PROBLEM TO WORK ON: Wherever "Pâtisserie" appears in a line, list that line.

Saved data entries

-- BEGIN --

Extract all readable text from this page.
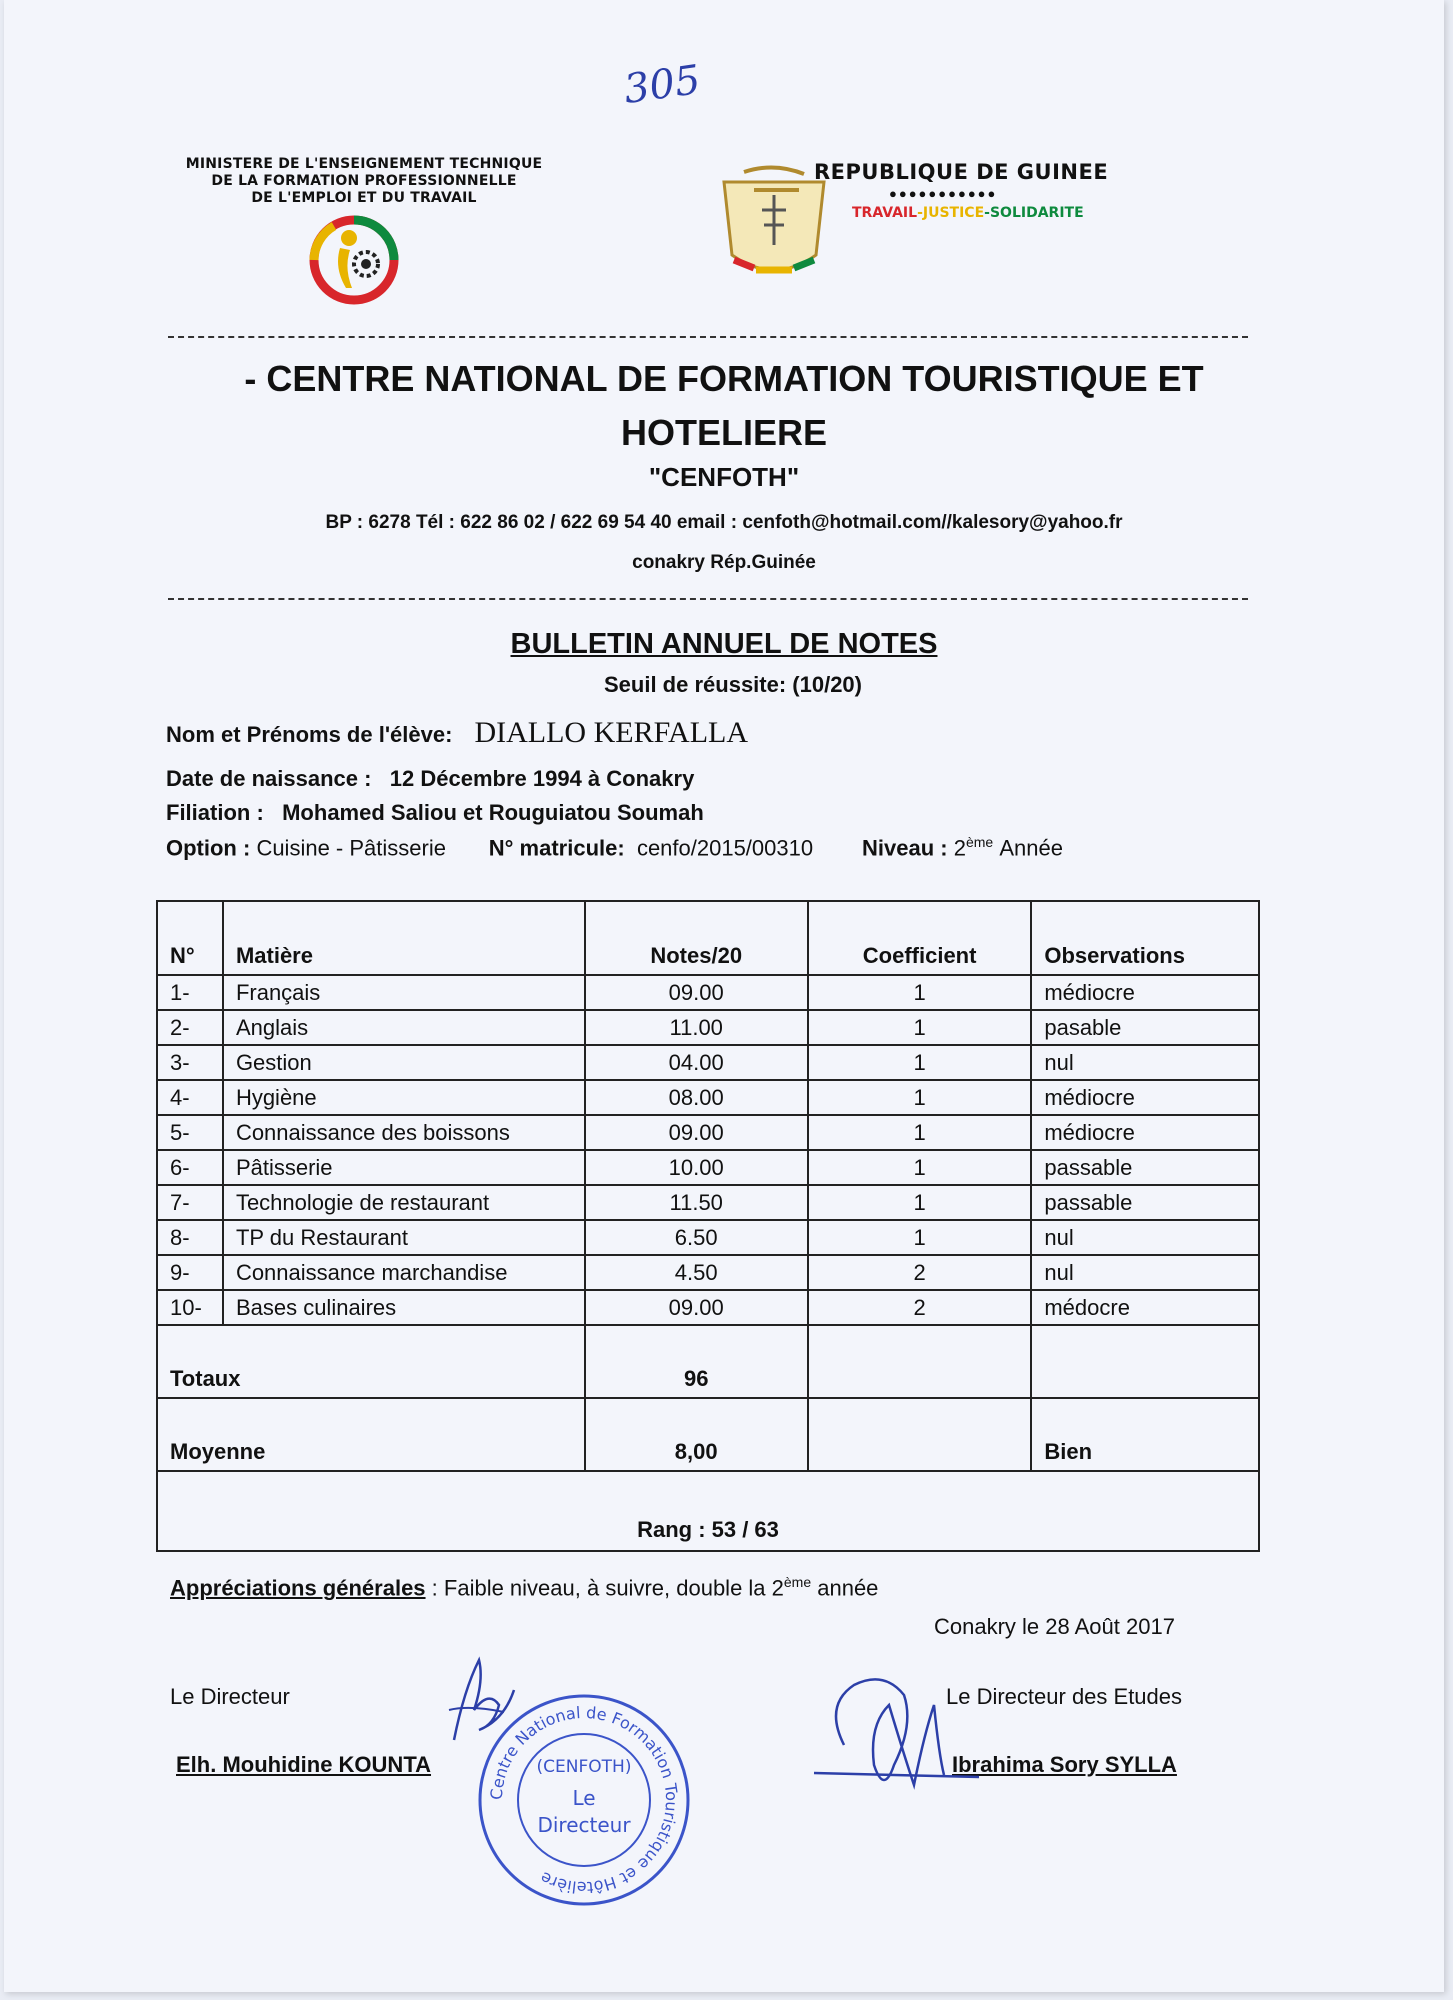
305
MINISTERE DE L'ENSEIGNEMENT TECHNIQUE
DE LA FORMATION PROFESSIONNELLE
DE L'EMPLOI ET DU TRAVAIL
REPUBLIQUE DE GUINEE
●●●●●●●●●●●
TRAVAIL-JUSTICE-SOLIDARITE
- CENTRE NATIONAL DE FORMATION TOURISTIQUE ET
HOTELIERE
"CENFOTH"
BP : 6278 Tél : 622 86 02 / 622 69 54 40 email : cenfoth@hotmail.com//kalesory@yahoo.fr
conakry Rép.Guinée
BULLETIN ANNUEL DE NOTES
Seuil de réussite: (10/20)
Nom et Prénoms de l'élève: DIALLO KERFALLA
Date de naissance : 12 Décembre 1994 à Conakry
Filiation : Mohamed Saliou et Rouguiatou Soumah
Option : Cuisine - Pâtisserie N° matricule: cenfo/2015/00310 Niveau : 2ème Année
N°	Matière	Notes/20	Coefficient	Observations
1-	Français	09.00	1	médiocre
2-	Anglais	11.00	1	pasable
3-	Gestion	04.00	1	nul
4-	Hygiène	08.00	1	médiocre
5-	Connaissance des boissons	09.00	1	médiocre
6-	Pâtisserie	10.00	1	passable
7-	Technologie de restaurant	11.50	1	passable
8-	TP du Restaurant	6.50	1	nul
9-	Connaissance marchandise	4.50	2	nul
10-	Bases culinaires	09.00	2	médocre
Totaux		96		
Moyenne		8,00		Bien
Rang : 53 / 63				
Appréciations générales : Faible niveau, à suivre, double la 2ème année
Conakry le 28 Août 2017
Le Directeur
Elh. Mouhidine KOUNTA
Le Directeur des Etudes
Ibrahima Sory SYLLA
Centre National de Formation Touristique et Hôtelière
(CENFOTH)
Le
Directeur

-- END --

SOLUTION:
Option : Cuisine - Pâtisserie N° matricule: cenfo/2015/00310 Niveau : 2ème Année
6-	Pâtisserie	10.00	1	passable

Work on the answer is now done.